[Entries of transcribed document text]
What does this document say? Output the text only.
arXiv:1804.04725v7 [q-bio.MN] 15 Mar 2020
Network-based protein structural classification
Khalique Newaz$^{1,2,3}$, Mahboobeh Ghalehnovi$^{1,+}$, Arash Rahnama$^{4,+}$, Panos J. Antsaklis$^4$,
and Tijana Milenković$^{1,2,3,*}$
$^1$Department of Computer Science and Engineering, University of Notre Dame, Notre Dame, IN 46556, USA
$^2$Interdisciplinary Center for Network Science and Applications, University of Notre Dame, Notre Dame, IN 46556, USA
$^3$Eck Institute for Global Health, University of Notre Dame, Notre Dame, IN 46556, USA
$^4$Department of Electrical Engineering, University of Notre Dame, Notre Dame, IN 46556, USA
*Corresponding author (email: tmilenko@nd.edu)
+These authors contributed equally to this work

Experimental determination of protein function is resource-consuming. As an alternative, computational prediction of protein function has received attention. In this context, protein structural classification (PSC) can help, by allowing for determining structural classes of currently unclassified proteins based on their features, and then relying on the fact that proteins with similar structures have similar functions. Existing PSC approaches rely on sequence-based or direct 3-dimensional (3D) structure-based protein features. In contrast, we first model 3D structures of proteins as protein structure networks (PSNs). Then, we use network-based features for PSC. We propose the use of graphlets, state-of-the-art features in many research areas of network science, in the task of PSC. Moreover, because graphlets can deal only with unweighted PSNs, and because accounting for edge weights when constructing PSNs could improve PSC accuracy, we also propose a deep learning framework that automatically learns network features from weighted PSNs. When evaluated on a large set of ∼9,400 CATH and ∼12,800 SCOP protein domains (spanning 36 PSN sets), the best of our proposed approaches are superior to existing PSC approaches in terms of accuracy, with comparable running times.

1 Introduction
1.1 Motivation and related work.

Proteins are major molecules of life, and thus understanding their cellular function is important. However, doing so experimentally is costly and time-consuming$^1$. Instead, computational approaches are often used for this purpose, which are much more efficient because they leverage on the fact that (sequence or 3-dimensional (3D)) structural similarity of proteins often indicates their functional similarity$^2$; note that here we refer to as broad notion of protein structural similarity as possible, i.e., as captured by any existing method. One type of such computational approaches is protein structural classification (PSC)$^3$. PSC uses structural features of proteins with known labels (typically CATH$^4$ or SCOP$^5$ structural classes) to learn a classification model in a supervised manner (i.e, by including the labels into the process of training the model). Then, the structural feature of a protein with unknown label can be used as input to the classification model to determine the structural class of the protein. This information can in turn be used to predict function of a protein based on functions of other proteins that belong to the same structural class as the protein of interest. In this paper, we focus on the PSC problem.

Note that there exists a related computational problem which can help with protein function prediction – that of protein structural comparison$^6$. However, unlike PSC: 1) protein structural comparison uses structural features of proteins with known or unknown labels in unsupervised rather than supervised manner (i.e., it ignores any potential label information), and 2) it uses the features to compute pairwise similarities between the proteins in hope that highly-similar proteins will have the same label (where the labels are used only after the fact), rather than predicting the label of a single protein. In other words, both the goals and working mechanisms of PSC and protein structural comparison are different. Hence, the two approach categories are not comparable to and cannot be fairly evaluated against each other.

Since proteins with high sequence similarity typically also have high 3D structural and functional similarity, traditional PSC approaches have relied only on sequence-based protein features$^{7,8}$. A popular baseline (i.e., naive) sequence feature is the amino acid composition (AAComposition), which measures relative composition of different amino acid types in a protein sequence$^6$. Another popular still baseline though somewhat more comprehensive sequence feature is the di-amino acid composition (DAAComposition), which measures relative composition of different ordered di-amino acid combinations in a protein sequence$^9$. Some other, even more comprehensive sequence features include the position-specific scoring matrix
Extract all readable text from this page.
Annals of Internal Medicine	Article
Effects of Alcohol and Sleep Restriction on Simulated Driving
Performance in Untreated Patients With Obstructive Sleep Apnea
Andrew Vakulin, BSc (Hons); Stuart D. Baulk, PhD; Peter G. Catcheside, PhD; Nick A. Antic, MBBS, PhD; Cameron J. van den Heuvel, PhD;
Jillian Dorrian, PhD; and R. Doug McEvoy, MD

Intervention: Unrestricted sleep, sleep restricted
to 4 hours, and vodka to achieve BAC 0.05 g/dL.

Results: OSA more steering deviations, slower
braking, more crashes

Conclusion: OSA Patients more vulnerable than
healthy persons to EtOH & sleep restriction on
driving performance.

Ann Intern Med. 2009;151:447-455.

**Problem requirements**
Show all lines in the records above that hold "Dame".

**Output for this exercise**
$^1$Department of Computer Science and Engineering, University of Notre Dame, Notre Dame, IN 46556, USA
$^2$Interdisciplinary Center for Network Science and Applications, University of Notre Dame, Notre Dame, IN 46556, USA
$^3$Eck Institute for Global Health, University of Notre Dame, Notre Dame, IN 46556, USA
$^4$Department of Electrical Engineering, University of Notre Dame, Notre Dame, IN 46556, USA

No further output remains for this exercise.